State how many lines of the entries hold the string "十个明确". Reply with the number alone.

** START OF DATA LINES **

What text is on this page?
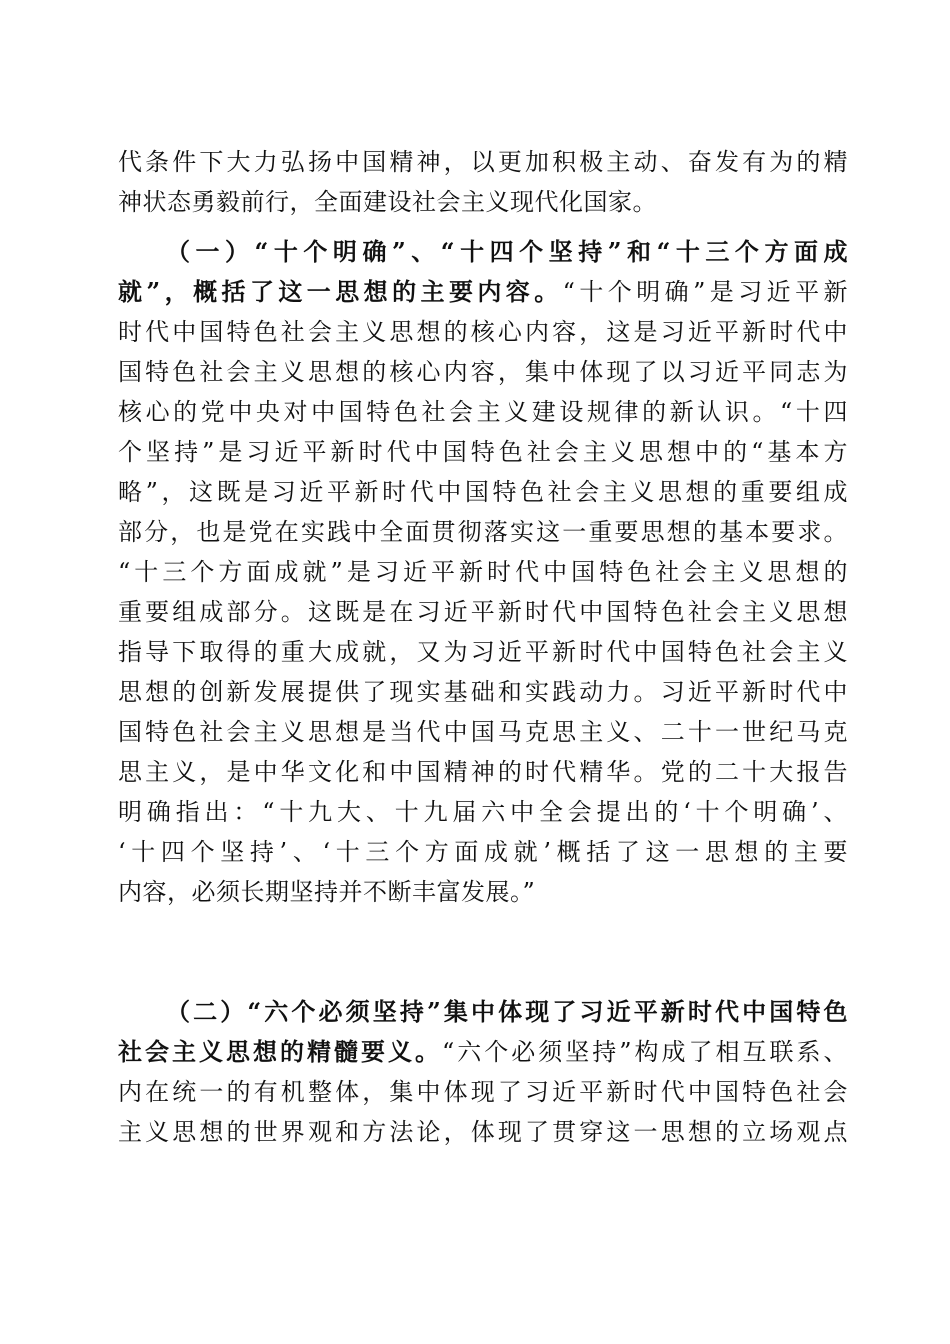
代条件下大力弘扬中国精神，以更加积极主动、奋发有为的精
神状态勇毅前行，全面建设社会主义现代化国家。
（一）“十个明确”、“十四个坚持”和“十三个方面成
就”，概括了这一思想的主要内容。“十个明确”是习近平新
时代中国特色社会主义思想的核心内容，这是习近平新时代中
国特色社会主义思想的核心内容，集中体现了以习近平同志为
核心的党中央对中国特色社会主义建设规律的新认识。“十四
个坚持”是习近平新时代中国特色社会主义思想中的“基本方
略”，这既是习近平新时代中国特色社会主义思想的重要组成
部分，也是党在实践中全面贯彻落实这一重要思想的基本要求。
“十三个方面成就”是习近平新时代中国特色社会主义思想的
重要组成部分。这既是在习近平新时代中国特色社会主义思想
指导下取得的重大成就，又为习近平新时代中国特色社会主义
思想的创新发展提供了现实基础和实践动力。习近平新时代中
国特色社会主义思想是当代中国马克思主义、二十一世纪马克
思主义，是中华文化和中国精神的时代精华。党的二十大报告
明确指出：“十九大、十九届六中全会提出的‘十个明确’、
‘十四个坚持’、‘十三个方面成就’概括了这一思想的主要
内容，必须长期坚持并不断丰富发展。”
（二）“六个必须坚持”集中体现了习近平新时代中国特色
社会主义思想的精髓要义。“六个必须坚持”构成了相互联系、
内在统一的有机整体，集中体现了习近平新时代中国特色社会
主义思想的世界观和方法论，体现了贯穿这一思想的立场观点
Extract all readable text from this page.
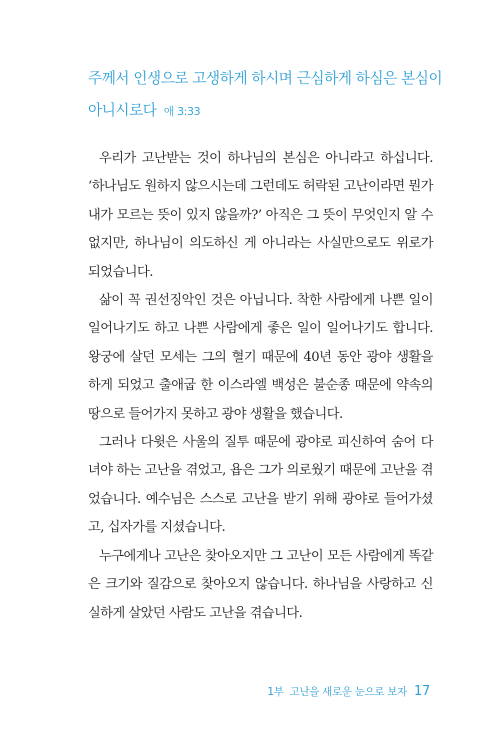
주께서 인생으로 고생하게 하시며 근심하게 하심은 본심이 아니시로다 애 3:33

우리가 고난받는 것이 하나님의 본심은 아니라고 하십니다. ‘하나님도 원하지 않으시는데 그런데도 허락된 고난이라면 뭔가 내가 모르는 뜻이 있지 않을까?’ 아직은 그 뜻이 무엇인지 알 수 없지만, 하나님이 의도하신 게 아니라는 사실만으로도 위로가 되었습니다.

삶이 꼭 권선징악인 것은 아닙니다. 착한 사람에게 나쁜 일이 일어나기도 하고 나쁜 사람에게 좋은 일이 일어나기도 합니다. 왕궁에 살던 모세는 그의 혈기 때문에 40년 동안 광야 생활을 하게 되었고 출애굽 한 이스라엘 백성은 불순종 때문에 약속의 땅으로 들어가지 못하고 광야 생활을 했습니다.

그러나 다윗은 사울의 질투 때문에 광야로 피신하여 숨어 다녀야 하는 고난을 겪었고, 욥은 그가 의로웠기 때문에 고난을 겪었습니다. 예수님은 스스로 고난을 받기 위해 광야로 들어가셨고, 십자가를 지셨습니다.

누구에게나 고난은 찾아오지만 그 고난이 모든 사람에게 똑같은 크기와 질감으로 찾아오지 않습니다. 하나님을 사랑하고 신실하게 살았던 사람도 고난을 겪습니다.

1부 고난을 새로운 눈으로 보자 17
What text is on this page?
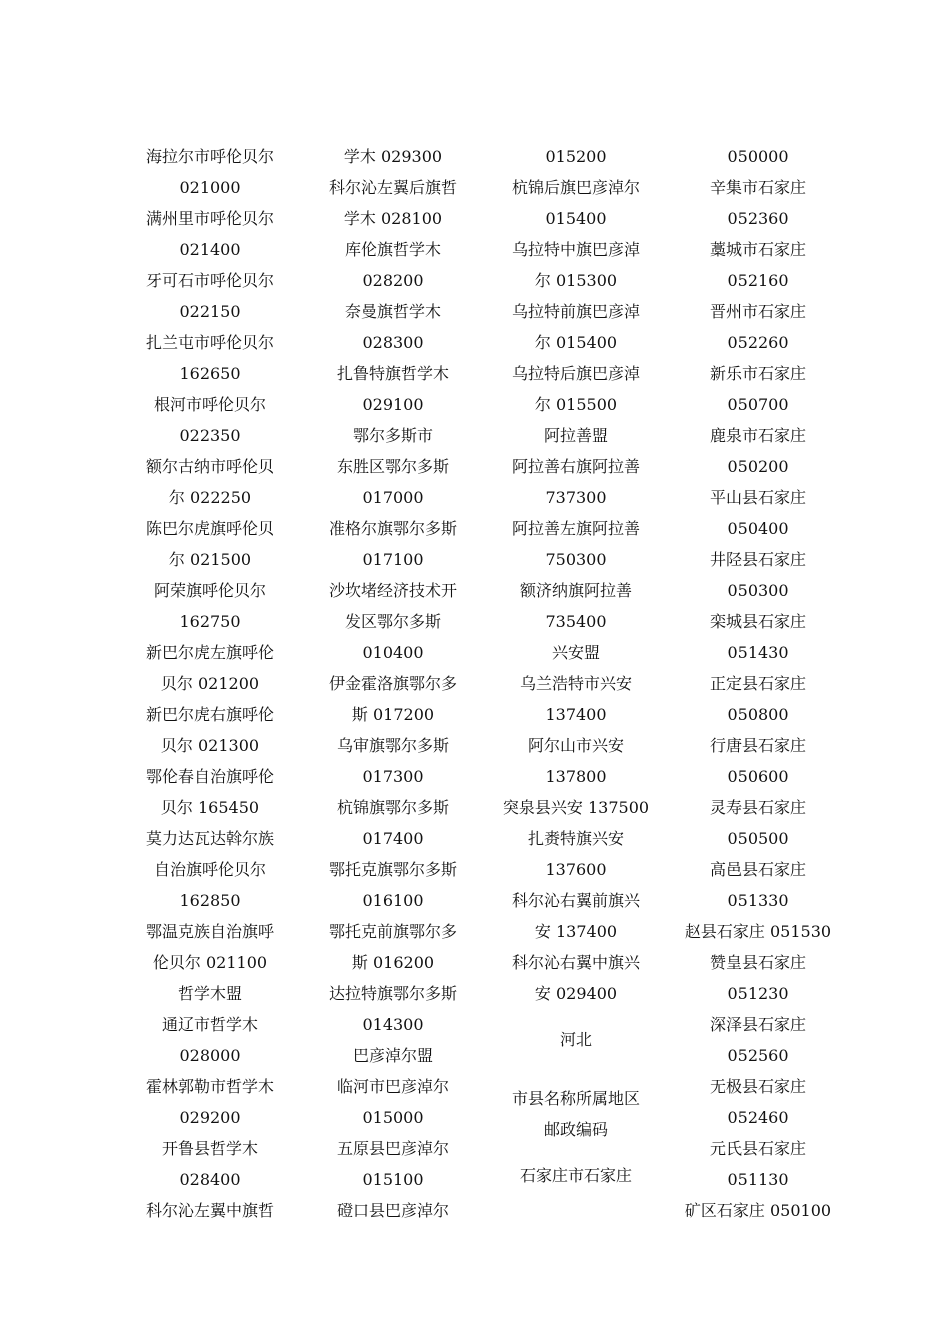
海拉尔市呼伦贝尔
021000
满州里市呼伦贝尔
021400
牙可石市呼伦贝尔
022150
扎兰屯市呼伦贝尔
162650
根河市呼伦贝尔
022350
额尔古纳市呼伦贝
尔 022250
陈巴尔虎旗呼伦贝
尔 021500
阿荣旗呼伦贝尔
162750
新巴尔虎左旗呼伦
贝尔 021200
新巴尔虎右旗呼伦
贝尔 021300
鄂伦春自治旗呼伦
贝尔 165450
莫力达瓦达斡尔族
自治旗呼伦贝尔
162850
鄂温克族自治旗呼
伦贝尔 021100
哲学木盟
通辽市哲学木
028000
霍林郭勒市哲学木
029200
开鲁县哲学木
028400
科尔沁左翼中旗哲
学木 029300
科尔沁左翼后旗哲
学木 028100
库伦旗哲学木
028200
奈曼旗哲学木
028300
扎鲁特旗哲学木
029100
鄂尔多斯市
东胜区鄂尔多斯
017000
准格尔旗鄂尔多斯
017100
沙坎堵经济技术开
发区鄂尔多斯
010400
伊金霍洛旗鄂尔多
斯 017200
乌审旗鄂尔多斯
017300
杭锦旗鄂尔多斯
017400
鄂托克旗鄂尔多斯
016100
鄂托克前旗鄂尔多
斯 016200
达拉特旗鄂尔多斯
014300
巴彦淖尔盟
临河市巴彦淖尔
015000
五原县巴彦淖尔
015100
磴口县巴彦淖尔
015200
杭锦后旗巴彦淖尔
015400
乌拉特中旗巴彦淖
尔 015300
乌拉特前旗巴彦淖
尔 015400
乌拉特后旗巴彦淖
尔 015500
阿拉善盟
阿拉善右旗阿拉善
737300
阿拉善左旗阿拉善
750300
额济纳旗阿拉善
735400
兴安盟
乌兰浩特市兴安
137400
阿尔山市兴安
137800
突泉县兴安 137500
扎赉特旗兴安
137600
科尔沁右翼前旗兴
安 137400
科尔沁右翼中旗兴
安 029400
河北
市县名称所属地区
邮政编码
石家庄市石家庄
050000
辛集市石家庄
052360
藁城市石家庄
052160
晋州市石家庄
052260
新乐市石家庄
050700
鹿泉市石家庄
050200
平山县石家庄
050400
井陉县石家庄
050300
栾城县石家庄
051430
正定县石家庄
050800
行唐县石家庄
050600
灵寿县石家庄
050500
高邑县石家庄
051330
赵县石家庄 051530
赞皇县石家庄
051230
深泽县石家庄
052560
无极县石家庄
052460
元氏县石家庄
051130
矿区石家庄 050100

** END OF DATA LINES **

RESPONSE TO THIS EXERCISE:
3